Present the following data again exactly as it is shown.

-------- Entries provided --------

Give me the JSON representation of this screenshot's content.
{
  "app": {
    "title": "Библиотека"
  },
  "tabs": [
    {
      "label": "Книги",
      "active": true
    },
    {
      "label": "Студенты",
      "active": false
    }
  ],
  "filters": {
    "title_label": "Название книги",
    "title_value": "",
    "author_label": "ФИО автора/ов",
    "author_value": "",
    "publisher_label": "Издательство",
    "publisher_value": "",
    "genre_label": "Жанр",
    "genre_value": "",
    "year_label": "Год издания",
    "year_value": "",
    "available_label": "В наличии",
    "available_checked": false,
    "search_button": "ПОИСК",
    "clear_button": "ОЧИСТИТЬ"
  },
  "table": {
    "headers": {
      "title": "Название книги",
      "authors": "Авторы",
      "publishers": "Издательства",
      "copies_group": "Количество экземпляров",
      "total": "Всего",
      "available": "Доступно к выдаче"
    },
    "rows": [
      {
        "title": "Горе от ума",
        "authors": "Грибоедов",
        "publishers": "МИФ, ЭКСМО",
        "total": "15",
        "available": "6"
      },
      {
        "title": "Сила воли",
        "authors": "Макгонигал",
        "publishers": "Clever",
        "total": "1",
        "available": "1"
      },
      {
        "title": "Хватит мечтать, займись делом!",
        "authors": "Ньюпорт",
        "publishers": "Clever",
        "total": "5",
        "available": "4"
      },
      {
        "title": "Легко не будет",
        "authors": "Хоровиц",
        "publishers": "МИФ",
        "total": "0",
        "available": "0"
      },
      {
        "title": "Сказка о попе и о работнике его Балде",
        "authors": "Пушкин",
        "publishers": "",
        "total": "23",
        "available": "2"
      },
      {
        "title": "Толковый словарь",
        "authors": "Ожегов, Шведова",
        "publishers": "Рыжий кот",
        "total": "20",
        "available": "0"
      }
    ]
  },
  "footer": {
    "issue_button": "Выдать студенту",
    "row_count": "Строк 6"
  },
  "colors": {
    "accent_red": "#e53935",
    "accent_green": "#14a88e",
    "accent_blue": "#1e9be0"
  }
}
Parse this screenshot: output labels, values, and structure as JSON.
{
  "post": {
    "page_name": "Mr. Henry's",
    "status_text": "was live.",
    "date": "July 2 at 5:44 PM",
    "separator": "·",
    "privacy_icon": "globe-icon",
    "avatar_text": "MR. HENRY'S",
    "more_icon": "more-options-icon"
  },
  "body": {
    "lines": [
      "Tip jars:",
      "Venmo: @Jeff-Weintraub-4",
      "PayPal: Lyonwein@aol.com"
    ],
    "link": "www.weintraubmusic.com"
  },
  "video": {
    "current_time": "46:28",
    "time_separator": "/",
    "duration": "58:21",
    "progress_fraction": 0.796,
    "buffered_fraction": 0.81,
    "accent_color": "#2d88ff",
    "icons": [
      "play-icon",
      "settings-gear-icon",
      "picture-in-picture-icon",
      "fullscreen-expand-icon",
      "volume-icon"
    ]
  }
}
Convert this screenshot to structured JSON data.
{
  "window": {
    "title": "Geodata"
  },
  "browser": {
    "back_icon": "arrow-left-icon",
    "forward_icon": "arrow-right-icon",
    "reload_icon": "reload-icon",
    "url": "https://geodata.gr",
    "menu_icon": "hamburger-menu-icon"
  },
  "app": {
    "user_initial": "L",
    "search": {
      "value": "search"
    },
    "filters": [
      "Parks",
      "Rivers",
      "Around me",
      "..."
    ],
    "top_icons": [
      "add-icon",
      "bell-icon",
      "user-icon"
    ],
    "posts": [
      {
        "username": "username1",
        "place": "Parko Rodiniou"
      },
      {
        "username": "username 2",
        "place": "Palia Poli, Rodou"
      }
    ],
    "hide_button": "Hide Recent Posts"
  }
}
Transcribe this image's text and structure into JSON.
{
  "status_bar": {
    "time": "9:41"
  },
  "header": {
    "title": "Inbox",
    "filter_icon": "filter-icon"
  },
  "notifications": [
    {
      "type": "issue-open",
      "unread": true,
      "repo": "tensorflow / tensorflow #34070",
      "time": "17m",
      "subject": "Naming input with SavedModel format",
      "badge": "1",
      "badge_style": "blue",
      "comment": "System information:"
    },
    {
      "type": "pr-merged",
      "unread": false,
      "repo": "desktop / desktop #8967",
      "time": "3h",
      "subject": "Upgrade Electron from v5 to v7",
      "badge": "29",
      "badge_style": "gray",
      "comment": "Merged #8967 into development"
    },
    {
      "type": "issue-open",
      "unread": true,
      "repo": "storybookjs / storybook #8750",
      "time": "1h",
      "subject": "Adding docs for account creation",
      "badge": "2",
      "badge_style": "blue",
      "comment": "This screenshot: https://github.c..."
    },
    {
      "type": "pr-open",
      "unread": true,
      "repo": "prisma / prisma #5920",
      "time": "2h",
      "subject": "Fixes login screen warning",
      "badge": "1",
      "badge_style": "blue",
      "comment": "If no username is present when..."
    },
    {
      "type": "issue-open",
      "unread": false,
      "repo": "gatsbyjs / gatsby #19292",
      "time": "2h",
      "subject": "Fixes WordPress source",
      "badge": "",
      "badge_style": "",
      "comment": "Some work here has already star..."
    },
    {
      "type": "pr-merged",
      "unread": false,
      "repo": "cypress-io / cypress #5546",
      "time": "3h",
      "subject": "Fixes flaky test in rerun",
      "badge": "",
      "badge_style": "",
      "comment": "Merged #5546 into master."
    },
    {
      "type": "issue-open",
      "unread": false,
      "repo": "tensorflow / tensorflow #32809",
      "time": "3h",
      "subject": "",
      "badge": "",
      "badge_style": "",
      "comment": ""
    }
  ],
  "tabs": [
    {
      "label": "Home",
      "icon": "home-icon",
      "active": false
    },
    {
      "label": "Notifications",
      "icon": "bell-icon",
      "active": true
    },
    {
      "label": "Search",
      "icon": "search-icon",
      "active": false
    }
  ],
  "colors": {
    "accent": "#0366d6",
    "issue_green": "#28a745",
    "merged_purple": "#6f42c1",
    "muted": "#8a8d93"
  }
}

--------

(Output of the exercise)
Give me the JSON representation of this screenshot's content.
{
  "app": {
    "title": "Библиотека"
  },
  "tabs": [
    {
      "label": "Книги",
      "active": true
    },
    {
      "label": "Студенты",
      "active": false
    }
  ],
  "filters": {
    "title_label": "Название книги",
    "title_value": "",
    "author_label": "ФИО автора/ов",
    "author_value": "",
    "publisher_label": "Издательство",
    "publisher_value": "",
    "genre_label": "Жанр",
    "genre_value": "",
    "year_label": "Год издания",
    "year_value": "",
    "available_label": "В наличии",
    "available_checked": false,
    "search_button": "ПОИСК",
    "clear_button": "ОЧИСТИТЬ"
  },
  "table": {
    "headers": {
      "title": "Название книги",
      "authors": "Авторы",
      "publishers": "Издательства",
      "copies_group": "Количество экземпляров",
      "total": "Всего",
      "available": "Доступно к выдаче"
    },
    "rows": [
      {
        "title": "Горе от ума",
        "authors": "Грибоедов",
        "publishers": "МИФ, ЭКСМО",
        "total": "15",
        "available": "6"
      },
      {
        "title": "Сила воли",
        "authors": "Макгонигал",
        "publishers": "Clever",
        "total": "1",
        "available": "1"
      },
      {
        "title": "Хватит мечтать, займись делом!",
        "authors": "Ньюпорт",
        "publishers": "Clever",
        "total": "5",
        "available": "4"
      },
      {
        "title": "Легко не будет",
        "authors": "Хоровиц",
        "publishers": "МИФ",
        "total": "0",
        "available": "0"
      },
      {
        "title": "Сказка о попе и о работнике его Балде",
        "authors": "Пушкин",
        "publishers": "",
        "total": "23",
        "available": "2"
      },
      {
        "title": "Толковый словарь",
        "authors": "Ожегов, Шведова",
        "publishers": "Рыжий кот",
        "total": "20",
        "available": "0"
      }
    ]
  },
  "footer": {
    "issue_button": "Выдать студенту",
    "row_count": "Строк 6"
  },
  "colors": {
    "accent_red": "#e53935",
    "accent_green": "#14a88e",
    "accent_blue": "#1e9be0"
  }
}
Parse this screenshot: output labels, values, and structure as JSON.
{
  "post": {
    "page_name": "Mr. Henry's",
    "status_text": "was live.",
    "date": "July 2 at 5:44 PM",
    "separator": "·",
    "privacy_icon": "globe-icon",
    "avatar_text": "MR. HENRY'S",
    "more_icon": "more-options-icon"
  },
  "body": {
    "lines": [
      "Tip jars:",
      "Venmo: @Jeff-Weintraub-4",
      "PayPal: Lyonwein@aol.com"
    ],
    "link": "www.weintraubmusic.com"
  },
  "video": {
    "current_time": "46:28",
    "time_separator": "/",
    "duration": "58:21",
    "progress_fraction": 0.796,
    "buffered_fraction": 0.81,
    "accent_color": "#2d88ff",
    "icons": [
      "play-icon",
      "settings-gear-icon",
      "picture-in-picture-icon",
      "fullscreen-expand-icon",
      "volume-icon"
    ]
  }
}
Convert this screenshot to structured JSON data.
{
  "window": {
    "title": "Geodata"
  },
  "browser": {
    "back_icon": "arrow-left-icon",
    "forward_icon": "arrow-right-icon",
    "reload_icon": "reload-icon",
    "url": "https://geodata.gr",
    "menu_icon": "hamburger-menu-icon"
  },
  "app": {
    "user_initial": "L",
    "search": {
      "value": "search"
    },
    "filters": [
      "Parks",
      "Rivers",
      "Around me",
      "..."
    ],
    "top_icons": [
      "add-icon",
      "bell-icon",
      "user-icon"
    ],
    "posts": [
      {
        "username": "username1",
        "place": "Parko Rodiniou"
      },
      {
        "username": "username 2",
        "place": "Palia Poli, Rodou"
      }
    ],
    "hide_button": "Hide Recent Posts"
  }
}
Transcribe this image's text and structure into JSON.
{
  "status_bar": {
    "time": "9:41"
  },
  "header": {
    "title": "Inbox",
    "filter_icon": "filter-icon"
  },
  "notifications": [
    {
      "type": "issue-open",
      "unread": true,
      "repo": "tensorflow / tensorflow #34070",
      "time": "17m",
      "subject": "Naming input with SavedModel format",
      "badge": "1",
      "badge_style": "blue",
      "comment": "System information:"
    },
    {
      "type": "pr-merged",
      "unread": false,
      "repo": "desktop / desktop #8967",
      "time": "3h",
      "subject": "Upgrade Electron from v5 to v7",
      "badge": "29",
      "badge_style": "gray",
      "comment": "Merged #8967 into development"
    },
    {
      "type": "issue-open",
      "unread": true,
      "repo": "storybookjs / storybook #8750",
      "time": "1h",
      "subject": "Adding docs for account creation",
      "badge": "2",
      "badge_style": "blue",
      "comment": "This screenshot: https://github.c..."
    },
    {
      "type": "pr-open",
      "unread": true,
      "repo": "prisma / prisma #5920",
      "time": "2h",
      "subject": "Fixes login screen warning",
      "badge": "1",
      "badge_style": "blue",
      "comment": "If no username is present when..."
    },
    {
      "type": "issue-open",
      "unread": false,
      "repo": "gatsbyjs / gatsby #19292",
      "time": "2h",
      "subject": "Fixes WordPress source",
      "badge": "",
      "badge_style": "",
      "comment": "Some work here has already star..."
    },
    {
      "type": "pr-merged",
      "unread": false,
      "repo": "cypress-io / cypress #5546",
      "time": "3h",
      "subject": "Fixes flaky test in rerun",
      "badge": "",
      "badge_style": "",
      "comment": "Merged #5546 into master."
    },
    {
      "type": "issue-open",
      "unread": false,
      "repo": "tensorflow / tensorflow #32809",
      "time": "3h",
      "subject": "",
      "badge": "",
      "badge_style": "",
      "comment": ""
    }
  ],
  "tabs": [
    {
      "label": "Home",
      "icon": "home-icon",
      "active": false
    },
    {
      "label": "Notifications",
      "icon": "bell-icon",
      "active": true
    },
    {
      "label": "Search",
      "icon": "search-icon",
      "active": false
    }
  ],
  "colors": {
    "accent": "#0366d6",
    "issue_green": "#28a745",
    "merged_purple": "#6f42c1",
    "muted": "#8a8d93"
  }
}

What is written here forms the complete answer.